-- Stated goal --
Pull out each line of the records holding the string "VeDBA".
··········
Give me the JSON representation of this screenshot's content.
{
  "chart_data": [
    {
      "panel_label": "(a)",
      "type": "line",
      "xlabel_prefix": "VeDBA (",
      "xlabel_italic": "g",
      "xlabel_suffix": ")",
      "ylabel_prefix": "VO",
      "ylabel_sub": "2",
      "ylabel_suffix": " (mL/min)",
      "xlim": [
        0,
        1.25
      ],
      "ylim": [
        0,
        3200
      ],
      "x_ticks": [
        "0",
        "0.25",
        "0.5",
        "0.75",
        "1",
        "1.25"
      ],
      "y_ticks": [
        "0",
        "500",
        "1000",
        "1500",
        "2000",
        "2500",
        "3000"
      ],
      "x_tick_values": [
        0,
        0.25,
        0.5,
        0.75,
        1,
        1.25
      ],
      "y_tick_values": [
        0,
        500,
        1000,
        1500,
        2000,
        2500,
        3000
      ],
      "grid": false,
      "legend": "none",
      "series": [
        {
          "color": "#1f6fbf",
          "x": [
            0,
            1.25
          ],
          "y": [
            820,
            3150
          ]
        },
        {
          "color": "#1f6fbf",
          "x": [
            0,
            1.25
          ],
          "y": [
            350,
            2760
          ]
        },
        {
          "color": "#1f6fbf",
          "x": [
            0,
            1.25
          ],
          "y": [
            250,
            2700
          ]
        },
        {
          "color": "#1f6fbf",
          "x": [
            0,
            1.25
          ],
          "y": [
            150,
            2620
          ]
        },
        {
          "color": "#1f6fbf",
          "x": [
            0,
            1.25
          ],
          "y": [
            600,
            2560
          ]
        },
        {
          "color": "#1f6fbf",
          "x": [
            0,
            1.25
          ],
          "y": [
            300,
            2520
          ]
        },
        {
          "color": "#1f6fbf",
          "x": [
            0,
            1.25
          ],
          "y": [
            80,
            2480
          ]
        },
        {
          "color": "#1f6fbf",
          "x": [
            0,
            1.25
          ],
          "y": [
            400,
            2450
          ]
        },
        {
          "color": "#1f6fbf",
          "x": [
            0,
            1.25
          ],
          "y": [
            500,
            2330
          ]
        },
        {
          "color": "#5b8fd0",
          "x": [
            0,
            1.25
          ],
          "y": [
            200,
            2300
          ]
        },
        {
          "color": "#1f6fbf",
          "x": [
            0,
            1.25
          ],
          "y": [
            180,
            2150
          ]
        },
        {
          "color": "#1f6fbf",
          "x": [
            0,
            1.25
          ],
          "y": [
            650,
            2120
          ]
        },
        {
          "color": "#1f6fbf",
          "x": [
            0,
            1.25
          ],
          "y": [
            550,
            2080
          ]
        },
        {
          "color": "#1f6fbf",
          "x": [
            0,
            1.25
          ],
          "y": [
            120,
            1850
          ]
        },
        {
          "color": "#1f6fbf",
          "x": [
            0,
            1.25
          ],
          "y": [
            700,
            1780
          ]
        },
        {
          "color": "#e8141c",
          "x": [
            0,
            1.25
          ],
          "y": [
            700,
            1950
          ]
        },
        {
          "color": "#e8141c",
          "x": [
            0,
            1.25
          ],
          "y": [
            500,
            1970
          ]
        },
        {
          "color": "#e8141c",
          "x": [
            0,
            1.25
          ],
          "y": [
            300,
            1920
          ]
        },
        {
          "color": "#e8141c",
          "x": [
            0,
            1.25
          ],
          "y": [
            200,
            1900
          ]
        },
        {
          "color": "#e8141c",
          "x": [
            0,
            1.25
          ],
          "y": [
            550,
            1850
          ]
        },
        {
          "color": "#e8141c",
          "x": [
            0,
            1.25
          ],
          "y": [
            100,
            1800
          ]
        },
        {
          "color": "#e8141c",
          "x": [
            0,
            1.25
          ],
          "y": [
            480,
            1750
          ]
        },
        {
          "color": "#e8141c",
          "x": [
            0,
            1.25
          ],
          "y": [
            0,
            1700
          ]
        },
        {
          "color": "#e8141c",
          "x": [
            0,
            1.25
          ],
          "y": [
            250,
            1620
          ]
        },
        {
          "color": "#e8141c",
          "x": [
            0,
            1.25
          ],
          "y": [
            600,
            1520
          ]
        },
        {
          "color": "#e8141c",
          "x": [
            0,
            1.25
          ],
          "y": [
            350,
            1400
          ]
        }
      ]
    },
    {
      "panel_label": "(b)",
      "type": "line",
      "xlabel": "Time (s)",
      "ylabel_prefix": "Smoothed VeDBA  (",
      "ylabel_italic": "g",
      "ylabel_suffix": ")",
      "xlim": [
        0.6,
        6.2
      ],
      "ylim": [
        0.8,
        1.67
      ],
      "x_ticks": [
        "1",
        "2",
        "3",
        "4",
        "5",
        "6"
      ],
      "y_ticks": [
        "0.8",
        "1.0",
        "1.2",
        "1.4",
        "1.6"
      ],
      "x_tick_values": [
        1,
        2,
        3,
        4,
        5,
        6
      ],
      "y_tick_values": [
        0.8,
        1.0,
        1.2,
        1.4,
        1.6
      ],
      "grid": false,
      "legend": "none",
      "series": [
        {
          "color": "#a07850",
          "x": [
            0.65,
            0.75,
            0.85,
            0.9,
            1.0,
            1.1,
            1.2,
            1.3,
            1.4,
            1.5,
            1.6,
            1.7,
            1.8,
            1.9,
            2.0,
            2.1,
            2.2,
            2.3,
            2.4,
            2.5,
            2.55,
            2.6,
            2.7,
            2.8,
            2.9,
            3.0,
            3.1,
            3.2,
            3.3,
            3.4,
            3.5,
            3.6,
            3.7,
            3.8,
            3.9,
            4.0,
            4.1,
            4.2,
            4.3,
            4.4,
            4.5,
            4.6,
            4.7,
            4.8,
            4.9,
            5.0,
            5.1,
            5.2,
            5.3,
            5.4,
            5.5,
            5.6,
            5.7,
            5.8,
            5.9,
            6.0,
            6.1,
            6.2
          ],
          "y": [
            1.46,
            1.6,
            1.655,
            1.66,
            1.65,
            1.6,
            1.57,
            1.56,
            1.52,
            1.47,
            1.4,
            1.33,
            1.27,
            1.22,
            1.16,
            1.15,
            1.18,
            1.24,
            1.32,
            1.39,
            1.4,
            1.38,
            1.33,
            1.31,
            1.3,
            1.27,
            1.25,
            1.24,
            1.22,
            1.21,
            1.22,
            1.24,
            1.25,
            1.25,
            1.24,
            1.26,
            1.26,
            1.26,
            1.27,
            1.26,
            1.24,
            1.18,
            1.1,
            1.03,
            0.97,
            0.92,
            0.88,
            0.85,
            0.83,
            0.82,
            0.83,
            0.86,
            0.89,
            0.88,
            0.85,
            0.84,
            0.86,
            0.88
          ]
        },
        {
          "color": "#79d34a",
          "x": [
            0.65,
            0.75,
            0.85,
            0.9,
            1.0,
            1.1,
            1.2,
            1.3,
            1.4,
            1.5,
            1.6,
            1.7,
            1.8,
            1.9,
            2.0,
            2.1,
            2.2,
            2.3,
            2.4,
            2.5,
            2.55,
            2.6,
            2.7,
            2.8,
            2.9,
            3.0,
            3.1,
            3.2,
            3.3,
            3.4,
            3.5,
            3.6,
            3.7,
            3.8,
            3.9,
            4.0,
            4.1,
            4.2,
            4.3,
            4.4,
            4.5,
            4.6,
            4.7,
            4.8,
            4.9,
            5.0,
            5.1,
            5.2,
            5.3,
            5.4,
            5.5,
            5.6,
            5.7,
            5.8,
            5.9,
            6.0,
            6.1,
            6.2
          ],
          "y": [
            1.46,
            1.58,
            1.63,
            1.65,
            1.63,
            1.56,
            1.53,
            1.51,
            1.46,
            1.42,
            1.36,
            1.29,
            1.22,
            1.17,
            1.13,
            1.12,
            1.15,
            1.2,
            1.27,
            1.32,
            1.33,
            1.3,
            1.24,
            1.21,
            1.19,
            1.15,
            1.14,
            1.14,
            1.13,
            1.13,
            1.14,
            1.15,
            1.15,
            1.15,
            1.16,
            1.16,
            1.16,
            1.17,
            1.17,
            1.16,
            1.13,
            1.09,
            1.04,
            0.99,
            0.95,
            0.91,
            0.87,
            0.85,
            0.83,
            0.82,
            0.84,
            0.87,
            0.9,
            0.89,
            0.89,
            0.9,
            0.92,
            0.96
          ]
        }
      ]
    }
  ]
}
··········
-- Solution to this task --
      "xlabel_prefix": "VeDBA (",
      "ylabel_prefix": "Smoothed VeDBA  (",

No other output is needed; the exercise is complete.